### [WRITTEN EXERCISE]
Restate the full set of records exactly, without adding or dropping a word.

### [EXERCISE DATA]
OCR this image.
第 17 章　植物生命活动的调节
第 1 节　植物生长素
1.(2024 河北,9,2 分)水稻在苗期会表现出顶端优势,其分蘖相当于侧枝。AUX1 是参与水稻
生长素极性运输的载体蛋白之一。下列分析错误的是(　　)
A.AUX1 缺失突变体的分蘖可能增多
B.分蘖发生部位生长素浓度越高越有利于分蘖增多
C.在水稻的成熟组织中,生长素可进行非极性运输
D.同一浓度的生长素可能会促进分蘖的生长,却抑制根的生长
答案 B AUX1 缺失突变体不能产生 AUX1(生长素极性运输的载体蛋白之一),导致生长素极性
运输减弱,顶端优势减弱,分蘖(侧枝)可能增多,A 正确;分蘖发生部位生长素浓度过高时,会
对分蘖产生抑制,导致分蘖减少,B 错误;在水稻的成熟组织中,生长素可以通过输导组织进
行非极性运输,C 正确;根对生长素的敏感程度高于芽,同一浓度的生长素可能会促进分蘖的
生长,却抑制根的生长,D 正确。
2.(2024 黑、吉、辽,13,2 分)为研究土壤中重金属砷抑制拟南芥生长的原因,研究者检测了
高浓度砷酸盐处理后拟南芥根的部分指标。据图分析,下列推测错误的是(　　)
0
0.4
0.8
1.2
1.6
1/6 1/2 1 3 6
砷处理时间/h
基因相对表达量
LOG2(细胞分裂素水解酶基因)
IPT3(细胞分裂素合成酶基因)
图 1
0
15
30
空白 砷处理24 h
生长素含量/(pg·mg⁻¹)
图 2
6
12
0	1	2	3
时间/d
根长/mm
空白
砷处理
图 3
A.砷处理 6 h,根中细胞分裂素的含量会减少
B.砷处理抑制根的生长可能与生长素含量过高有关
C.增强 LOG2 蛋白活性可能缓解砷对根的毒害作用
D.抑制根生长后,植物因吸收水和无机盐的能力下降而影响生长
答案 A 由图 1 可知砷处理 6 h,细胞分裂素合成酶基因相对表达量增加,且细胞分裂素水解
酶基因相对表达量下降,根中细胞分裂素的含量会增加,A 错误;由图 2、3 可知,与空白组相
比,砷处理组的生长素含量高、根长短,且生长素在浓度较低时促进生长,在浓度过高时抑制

### [SOLUTION BELOW]
OCR this image.
第 17 章　植物生命活动的调节
第 1 节　植物生长素
1.(2024 河北,9,2 分)水稻在苗期会表现出顶端优势,其分蘖相当于侧枝。AUX1 是参与水稻
生长素极性运输的载体蛋白之一。下列分析错误的是(　　)
A.AUX1 缺失突变体的分蘖可能增多
B.分蘖发生部位生长素浓度越高越有利于分蘖增多
C.在水稻的成熟组织中,生长素可进行非极性运输
D.同一浓度的生长素可能会促进分蘖的生长,却抑制根的生长
答案 B AUX1 缺失突变体不能产生 AUX1(生长素极性运输的载体蛋白之一),导致生长素极性
运输减弱,顶端优势减弱,分蘖(侧枝)可能增多,A 正确;分蘖发生部位生长素浓度过高时,会
对分蘖产生抑制,导致分蘖减少,B 错误;在水稻的成熟组织中,生长素可以通过输导组织进
行非极性运输,C 正确;根对生长素的敏感程度高于芽,同一浓度的生长素可能会促进分蘖的
生长,却抑制根的生长,D 正确。
2.(2024 黑、吉、辽,13,2 分)为研究土壤中重金属砷抑制拟南芥生长的原因,研究者检测了
高浓度砷酸盐处理后拟南芥根的部分指标。据图分析,下列推测错误的是(　　)
0
0.4
0.8
1.2
1.6
1/6 1/2 1 3 6
砷处理时间/h
基因相对表达量
LOG2(细胞分裂素水解酶基因)
IPT3(细胞分裂素合成酶基因)
图 1
0
15
30
空白 砷处理24 h
生长素含量/(pg·mg⁻¹)
图 2
6
12
0	1	2	3
时间/d
根长/mm
空白
砷处理
图 3
A.砷处理 6 h,根中细胞分裂素的含量会减少
B.砷处理抑制根的生长可能与生长素含量过高有关
C.增强 LOG2 蛋白活性可能缓解砷对根的毒害作用
D.抑制根生长后,植物因吸收水和无机盐的能力下降而影响生长
答案 A 由图 1 可知砷处理 6 h,细胞分裂素合成酶基因相对表达量增加,且细胞分裂素水解
酶基因相对表达量下降,根中细胞分裂素的含量会增加,A 错误;由图 2、3 可知,与空白组相
比,砷处理组的生长素含量高、根长短,且生长素在浓度较低时促进生长,在浓度过高时抑制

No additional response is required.